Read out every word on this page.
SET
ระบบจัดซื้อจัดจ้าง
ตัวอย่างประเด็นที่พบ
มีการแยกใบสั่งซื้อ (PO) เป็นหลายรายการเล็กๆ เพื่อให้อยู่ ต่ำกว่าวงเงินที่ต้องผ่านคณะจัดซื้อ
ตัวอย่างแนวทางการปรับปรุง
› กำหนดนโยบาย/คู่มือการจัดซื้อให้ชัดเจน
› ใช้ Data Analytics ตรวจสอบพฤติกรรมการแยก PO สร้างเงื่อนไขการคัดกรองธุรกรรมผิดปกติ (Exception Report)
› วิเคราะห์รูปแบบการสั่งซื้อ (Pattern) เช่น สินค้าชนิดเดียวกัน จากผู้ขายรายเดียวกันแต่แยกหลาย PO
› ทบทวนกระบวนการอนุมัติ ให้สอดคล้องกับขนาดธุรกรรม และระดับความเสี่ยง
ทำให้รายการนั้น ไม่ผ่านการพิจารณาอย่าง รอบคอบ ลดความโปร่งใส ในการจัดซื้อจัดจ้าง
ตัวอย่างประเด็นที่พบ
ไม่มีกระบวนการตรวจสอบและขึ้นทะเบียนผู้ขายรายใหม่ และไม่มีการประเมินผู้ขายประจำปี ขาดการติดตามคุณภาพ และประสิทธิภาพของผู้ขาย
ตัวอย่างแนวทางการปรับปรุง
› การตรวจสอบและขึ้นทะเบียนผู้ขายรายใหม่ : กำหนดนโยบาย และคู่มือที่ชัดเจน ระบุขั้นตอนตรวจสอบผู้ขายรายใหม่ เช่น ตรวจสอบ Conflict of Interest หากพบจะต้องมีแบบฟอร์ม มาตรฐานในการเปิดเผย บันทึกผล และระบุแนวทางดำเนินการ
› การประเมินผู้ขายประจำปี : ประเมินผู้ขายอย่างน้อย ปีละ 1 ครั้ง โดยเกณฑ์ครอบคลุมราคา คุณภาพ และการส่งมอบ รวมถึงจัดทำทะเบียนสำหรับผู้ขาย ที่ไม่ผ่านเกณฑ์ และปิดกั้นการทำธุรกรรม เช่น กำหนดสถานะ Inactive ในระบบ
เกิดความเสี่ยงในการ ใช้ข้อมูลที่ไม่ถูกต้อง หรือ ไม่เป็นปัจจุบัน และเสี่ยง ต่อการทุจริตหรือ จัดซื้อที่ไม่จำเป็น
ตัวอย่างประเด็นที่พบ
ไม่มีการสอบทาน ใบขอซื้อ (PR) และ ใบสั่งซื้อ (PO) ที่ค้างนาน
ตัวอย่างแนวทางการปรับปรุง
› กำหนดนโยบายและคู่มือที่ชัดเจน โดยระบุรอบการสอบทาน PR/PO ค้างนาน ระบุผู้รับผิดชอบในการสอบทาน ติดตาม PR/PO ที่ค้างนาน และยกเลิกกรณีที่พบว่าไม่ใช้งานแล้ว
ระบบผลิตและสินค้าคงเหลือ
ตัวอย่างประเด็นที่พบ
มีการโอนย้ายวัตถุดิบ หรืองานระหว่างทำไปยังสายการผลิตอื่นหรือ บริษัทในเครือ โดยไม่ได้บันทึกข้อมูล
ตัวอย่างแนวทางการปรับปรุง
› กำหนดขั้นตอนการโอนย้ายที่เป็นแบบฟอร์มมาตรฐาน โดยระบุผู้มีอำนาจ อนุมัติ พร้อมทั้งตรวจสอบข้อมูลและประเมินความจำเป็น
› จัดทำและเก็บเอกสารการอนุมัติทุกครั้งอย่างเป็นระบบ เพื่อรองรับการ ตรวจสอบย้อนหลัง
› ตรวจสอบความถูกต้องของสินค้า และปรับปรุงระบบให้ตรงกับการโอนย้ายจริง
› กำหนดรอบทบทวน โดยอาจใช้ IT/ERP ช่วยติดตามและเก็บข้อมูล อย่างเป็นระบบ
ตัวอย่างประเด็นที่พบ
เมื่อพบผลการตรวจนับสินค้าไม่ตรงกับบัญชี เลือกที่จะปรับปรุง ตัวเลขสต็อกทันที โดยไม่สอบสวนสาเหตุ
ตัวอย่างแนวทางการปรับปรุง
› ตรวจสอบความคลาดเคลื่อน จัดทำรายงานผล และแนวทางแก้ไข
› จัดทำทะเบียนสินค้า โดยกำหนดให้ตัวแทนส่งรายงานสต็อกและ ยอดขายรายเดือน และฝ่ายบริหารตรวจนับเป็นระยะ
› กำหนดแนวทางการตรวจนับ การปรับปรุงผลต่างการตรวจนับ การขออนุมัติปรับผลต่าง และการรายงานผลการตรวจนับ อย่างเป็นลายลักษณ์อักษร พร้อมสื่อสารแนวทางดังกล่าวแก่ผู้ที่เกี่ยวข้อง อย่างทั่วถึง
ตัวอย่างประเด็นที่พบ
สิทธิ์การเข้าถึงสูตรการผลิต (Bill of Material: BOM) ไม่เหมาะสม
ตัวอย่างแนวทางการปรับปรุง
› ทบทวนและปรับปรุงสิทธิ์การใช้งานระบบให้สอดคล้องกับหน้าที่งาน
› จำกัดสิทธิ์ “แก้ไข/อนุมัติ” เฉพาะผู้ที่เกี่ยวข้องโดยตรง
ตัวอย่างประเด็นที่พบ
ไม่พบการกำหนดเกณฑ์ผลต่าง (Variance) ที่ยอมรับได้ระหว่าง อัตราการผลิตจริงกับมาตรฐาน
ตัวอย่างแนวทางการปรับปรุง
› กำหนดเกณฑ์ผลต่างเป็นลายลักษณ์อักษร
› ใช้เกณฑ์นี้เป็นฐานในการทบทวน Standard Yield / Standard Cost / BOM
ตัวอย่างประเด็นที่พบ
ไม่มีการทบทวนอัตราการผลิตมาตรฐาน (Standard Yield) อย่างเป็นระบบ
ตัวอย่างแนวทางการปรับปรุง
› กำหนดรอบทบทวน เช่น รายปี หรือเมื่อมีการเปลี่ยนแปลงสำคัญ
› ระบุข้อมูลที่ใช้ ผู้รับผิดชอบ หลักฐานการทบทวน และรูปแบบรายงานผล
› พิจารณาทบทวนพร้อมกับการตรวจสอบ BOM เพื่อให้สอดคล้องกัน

════════════════════

» **EXERCISE DETAILS**
Pull out all lines in the data above that include "ดทำทะเบ".

» **RESULT BELOW**
› การประเมินผู้ขายประจำปี : ประเมินผู้ขายอย่างน้อย ปีละ 1 ครั้ง โดยเกณฑ์ครอบคลุมราคา คุณภาพ และการส่งมอบ รวมถึงจัดทำทะเบียนสำหรับผู้ขาย ที่ไม่ผ่านเกณฑ์ และปิดกั้นการทำธุรกรรม เช่น กำหนดสถานะ Inactive ในระบบ
› จัดทำทะเบียนสินค้า โดยกำหนดให้ตัวแทนส่งรายงานสต็อกและ ยอดขายรายเดือน และฝ่ายบริหารตรวจนับเป็นระยะ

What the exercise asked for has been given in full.